Exercise input
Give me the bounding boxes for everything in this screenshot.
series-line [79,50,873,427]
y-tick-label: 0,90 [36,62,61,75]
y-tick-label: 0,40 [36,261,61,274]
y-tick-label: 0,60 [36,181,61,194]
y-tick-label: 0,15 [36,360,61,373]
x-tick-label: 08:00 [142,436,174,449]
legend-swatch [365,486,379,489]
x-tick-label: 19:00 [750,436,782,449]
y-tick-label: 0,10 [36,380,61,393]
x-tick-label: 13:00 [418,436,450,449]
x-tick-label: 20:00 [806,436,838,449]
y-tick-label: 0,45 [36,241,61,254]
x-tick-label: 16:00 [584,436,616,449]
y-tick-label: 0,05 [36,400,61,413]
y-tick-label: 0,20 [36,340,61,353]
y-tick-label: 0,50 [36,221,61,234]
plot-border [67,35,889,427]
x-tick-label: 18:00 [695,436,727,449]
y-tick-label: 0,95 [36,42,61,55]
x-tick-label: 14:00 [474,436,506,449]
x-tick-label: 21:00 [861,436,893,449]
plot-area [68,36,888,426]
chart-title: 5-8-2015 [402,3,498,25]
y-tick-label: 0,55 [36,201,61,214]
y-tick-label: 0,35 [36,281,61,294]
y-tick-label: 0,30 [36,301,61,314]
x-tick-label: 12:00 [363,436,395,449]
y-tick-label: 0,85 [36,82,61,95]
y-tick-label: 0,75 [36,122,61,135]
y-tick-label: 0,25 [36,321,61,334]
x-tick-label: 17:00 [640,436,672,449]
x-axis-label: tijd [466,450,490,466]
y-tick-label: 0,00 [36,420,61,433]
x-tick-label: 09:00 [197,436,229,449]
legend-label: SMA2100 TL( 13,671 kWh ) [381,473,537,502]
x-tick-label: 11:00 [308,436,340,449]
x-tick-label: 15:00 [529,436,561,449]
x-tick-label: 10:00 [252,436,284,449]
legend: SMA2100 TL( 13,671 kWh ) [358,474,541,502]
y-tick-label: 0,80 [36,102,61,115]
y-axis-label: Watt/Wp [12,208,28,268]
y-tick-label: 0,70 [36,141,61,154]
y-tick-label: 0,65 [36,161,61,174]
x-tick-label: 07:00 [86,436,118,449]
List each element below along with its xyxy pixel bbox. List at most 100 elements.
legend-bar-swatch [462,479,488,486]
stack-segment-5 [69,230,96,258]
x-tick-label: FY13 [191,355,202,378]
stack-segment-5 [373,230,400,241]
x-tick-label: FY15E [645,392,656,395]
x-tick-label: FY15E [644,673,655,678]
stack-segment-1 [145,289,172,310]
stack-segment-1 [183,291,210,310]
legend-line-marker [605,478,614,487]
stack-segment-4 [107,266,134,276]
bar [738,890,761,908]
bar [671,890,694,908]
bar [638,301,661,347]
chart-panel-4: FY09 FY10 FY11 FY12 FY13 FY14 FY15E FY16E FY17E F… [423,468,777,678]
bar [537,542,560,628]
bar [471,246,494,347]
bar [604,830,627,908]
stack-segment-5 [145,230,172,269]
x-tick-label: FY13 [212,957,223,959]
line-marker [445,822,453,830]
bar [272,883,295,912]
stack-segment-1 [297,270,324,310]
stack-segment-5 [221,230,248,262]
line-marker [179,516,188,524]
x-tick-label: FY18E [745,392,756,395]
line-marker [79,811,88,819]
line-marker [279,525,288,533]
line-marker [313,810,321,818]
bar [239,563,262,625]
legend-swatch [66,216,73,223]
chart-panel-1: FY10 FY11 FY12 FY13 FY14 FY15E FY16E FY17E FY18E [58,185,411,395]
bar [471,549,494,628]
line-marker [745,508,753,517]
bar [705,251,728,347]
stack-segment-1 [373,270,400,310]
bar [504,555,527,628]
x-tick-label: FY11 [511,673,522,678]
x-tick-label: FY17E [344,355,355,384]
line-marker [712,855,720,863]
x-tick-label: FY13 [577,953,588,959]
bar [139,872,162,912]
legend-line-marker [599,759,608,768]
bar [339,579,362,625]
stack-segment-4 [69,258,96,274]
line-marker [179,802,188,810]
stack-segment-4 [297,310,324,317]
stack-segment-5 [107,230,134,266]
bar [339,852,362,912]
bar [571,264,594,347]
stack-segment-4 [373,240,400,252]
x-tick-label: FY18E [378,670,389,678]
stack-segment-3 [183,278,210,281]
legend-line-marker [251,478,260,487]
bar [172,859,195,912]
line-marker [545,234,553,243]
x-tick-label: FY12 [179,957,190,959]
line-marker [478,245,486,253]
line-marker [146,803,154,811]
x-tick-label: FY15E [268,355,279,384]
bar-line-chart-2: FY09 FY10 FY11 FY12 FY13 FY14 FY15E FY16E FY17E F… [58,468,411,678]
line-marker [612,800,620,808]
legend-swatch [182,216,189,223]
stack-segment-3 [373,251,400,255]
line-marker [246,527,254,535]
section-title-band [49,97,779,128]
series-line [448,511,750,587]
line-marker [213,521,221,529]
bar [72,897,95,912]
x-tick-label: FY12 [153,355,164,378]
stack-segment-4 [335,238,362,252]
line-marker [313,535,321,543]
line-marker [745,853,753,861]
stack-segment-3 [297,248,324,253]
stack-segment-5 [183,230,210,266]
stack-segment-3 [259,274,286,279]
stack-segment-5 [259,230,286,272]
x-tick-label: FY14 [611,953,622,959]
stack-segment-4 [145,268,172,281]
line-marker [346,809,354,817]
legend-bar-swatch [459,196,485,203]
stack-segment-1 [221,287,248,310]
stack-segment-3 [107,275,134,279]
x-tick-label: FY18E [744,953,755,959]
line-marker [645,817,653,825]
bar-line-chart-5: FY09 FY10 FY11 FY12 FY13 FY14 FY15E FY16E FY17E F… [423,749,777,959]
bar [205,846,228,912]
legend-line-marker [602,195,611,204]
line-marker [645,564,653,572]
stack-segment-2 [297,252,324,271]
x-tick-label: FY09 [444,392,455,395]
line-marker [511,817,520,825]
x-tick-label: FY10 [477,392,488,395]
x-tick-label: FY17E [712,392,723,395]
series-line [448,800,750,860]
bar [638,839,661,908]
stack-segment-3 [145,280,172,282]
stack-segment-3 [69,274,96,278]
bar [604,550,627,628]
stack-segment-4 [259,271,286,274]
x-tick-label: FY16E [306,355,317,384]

What to work on
Set down the data verbatim, beginning with its first line and ending with the line that contains "x-tick-label: 19:00 [750,436,782,449]", with that line included.

Answer to this task
Give me the bounding boxes for everything in this screenshot.
series-line [79,50,873,427]
y-tick-label: 0,90 [36,62,61,75]
y-tick-label: 0,40 [36,261,61,274]
y-tick-label: 0,60 [36,181,61,194]
y-tick-label: 0,15 [36,360,61,373]
x-tick-label: 08:00 [142,436,174,449]
legend-swatch [365,486,379,489]
x-tick-label: 19:00 [750,436,782,449]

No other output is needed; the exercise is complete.